• **SET PROBLEM**
Set out each line from the following listing that includes the word "trough".

• **EXERCISE MATERIALS**
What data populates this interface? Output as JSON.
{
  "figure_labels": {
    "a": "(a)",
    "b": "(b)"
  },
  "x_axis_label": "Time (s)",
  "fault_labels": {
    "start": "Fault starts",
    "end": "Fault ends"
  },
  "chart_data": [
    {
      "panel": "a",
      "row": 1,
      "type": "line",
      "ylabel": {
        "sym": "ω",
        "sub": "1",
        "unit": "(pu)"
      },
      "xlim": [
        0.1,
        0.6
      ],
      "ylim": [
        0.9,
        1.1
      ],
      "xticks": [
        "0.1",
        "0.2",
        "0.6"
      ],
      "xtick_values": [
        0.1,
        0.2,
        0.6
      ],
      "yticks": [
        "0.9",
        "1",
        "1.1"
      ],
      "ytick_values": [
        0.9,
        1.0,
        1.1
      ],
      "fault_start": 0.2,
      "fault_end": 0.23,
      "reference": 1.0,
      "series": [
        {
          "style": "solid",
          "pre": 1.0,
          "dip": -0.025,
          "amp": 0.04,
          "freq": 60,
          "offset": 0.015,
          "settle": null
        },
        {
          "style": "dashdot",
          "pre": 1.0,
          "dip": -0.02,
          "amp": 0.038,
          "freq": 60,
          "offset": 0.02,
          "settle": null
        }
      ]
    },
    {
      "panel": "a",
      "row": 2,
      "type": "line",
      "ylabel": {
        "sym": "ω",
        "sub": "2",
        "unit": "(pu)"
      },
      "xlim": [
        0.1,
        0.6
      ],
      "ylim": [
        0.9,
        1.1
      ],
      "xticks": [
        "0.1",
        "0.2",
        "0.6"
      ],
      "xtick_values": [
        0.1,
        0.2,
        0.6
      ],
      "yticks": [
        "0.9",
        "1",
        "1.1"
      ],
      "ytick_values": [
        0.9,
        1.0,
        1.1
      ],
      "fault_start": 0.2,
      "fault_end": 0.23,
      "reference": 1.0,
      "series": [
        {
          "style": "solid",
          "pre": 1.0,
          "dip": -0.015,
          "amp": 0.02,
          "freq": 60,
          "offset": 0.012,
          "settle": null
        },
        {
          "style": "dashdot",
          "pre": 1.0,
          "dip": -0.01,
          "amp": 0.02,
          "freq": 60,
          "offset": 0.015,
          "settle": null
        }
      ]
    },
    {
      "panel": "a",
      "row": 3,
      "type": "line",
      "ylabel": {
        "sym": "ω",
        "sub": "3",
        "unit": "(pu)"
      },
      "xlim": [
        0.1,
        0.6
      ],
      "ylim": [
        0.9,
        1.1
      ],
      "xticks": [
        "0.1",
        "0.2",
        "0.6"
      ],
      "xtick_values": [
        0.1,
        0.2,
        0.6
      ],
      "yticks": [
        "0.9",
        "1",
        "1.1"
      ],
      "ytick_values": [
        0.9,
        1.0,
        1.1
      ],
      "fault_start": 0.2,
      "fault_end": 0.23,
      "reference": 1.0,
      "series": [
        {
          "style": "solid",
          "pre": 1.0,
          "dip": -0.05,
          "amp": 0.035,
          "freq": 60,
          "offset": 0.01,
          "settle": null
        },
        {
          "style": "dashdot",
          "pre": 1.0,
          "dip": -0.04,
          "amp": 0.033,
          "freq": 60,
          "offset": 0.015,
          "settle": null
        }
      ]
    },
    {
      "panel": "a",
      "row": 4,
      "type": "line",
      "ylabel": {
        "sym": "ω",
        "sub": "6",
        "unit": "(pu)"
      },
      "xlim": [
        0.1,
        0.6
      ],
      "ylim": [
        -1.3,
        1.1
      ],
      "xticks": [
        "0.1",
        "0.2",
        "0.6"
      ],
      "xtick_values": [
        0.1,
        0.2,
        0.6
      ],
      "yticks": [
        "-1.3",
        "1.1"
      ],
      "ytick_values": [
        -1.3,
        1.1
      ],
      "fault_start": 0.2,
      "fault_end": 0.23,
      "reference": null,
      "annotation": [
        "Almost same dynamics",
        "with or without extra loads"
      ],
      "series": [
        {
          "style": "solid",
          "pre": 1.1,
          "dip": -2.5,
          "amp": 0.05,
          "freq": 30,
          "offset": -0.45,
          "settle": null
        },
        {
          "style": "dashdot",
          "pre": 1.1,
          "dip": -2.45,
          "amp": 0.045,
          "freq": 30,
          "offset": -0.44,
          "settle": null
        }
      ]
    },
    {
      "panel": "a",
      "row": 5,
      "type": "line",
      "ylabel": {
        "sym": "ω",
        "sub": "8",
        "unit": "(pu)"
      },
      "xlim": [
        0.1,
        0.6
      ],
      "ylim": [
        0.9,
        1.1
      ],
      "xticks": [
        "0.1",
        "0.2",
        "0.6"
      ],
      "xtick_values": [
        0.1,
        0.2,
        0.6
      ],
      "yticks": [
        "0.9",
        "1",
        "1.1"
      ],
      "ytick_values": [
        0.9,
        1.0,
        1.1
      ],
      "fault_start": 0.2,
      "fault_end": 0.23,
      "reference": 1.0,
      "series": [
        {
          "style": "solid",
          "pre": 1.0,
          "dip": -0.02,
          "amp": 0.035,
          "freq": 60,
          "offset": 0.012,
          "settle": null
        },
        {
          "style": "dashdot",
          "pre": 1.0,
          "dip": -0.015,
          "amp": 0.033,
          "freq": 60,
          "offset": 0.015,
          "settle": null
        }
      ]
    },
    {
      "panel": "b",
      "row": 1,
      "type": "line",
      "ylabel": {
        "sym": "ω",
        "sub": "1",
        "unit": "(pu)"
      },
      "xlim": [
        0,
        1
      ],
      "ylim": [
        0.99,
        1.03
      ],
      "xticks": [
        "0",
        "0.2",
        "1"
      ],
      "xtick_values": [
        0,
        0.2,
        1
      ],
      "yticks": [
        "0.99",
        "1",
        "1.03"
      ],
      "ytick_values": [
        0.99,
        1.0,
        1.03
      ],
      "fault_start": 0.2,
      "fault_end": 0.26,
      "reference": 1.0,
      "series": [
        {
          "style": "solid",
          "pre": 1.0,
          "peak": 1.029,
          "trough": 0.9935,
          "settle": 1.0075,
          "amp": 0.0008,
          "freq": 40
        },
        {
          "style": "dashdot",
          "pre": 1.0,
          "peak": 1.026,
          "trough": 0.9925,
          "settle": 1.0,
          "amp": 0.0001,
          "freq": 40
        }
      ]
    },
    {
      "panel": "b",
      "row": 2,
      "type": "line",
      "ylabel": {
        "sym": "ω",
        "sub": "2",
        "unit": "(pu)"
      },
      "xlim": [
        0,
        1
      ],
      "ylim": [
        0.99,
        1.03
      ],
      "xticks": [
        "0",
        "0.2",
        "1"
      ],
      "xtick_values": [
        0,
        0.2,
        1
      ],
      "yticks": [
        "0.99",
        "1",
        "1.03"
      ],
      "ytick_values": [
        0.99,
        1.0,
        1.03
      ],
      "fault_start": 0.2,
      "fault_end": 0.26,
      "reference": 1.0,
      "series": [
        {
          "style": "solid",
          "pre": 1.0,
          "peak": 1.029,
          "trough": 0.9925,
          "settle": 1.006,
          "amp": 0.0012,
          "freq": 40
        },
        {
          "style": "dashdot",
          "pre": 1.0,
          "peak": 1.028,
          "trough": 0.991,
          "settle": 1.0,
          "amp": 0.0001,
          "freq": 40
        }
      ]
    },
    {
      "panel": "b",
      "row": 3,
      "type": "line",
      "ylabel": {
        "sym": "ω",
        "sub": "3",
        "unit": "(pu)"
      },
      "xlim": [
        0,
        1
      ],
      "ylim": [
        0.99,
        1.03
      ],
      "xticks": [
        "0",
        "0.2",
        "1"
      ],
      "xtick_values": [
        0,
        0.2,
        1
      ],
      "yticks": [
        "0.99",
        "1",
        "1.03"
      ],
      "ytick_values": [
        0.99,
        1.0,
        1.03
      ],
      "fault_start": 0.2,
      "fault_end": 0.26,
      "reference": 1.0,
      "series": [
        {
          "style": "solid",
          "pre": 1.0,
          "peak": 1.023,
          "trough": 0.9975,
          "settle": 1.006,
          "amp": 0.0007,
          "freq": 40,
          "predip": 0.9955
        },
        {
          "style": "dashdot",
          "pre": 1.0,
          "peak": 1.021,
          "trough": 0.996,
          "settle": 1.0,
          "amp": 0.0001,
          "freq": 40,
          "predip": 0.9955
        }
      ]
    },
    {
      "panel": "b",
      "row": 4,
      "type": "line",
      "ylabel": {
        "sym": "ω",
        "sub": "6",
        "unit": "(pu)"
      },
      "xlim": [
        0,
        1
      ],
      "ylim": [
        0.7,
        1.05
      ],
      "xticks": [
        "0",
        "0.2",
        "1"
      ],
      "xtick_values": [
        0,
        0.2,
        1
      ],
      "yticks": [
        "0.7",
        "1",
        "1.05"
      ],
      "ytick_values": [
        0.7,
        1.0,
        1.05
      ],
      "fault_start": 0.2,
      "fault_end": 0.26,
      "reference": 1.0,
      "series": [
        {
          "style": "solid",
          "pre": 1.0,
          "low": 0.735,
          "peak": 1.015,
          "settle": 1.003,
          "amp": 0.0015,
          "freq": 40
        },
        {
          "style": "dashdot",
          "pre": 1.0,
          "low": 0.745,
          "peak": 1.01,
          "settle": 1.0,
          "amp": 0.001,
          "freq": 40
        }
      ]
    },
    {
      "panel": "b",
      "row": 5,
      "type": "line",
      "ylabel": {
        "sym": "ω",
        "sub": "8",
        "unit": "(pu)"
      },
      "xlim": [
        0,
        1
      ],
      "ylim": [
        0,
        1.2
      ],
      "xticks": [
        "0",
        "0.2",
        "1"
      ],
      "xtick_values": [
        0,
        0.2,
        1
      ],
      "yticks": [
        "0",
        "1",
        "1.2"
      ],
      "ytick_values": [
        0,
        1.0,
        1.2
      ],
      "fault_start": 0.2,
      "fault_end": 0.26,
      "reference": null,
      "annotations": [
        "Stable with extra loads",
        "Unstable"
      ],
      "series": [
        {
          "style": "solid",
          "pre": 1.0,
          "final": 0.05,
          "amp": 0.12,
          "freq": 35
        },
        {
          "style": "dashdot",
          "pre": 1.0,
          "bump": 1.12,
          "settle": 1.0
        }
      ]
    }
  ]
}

• **OUTPUT BELOW**
          "trough": 0.9935,
          "trough": 0.9925,
          "trough": 0.9925,
          "trough": 0.991,
          "trough": 0.9975,
          "trough": 0.996,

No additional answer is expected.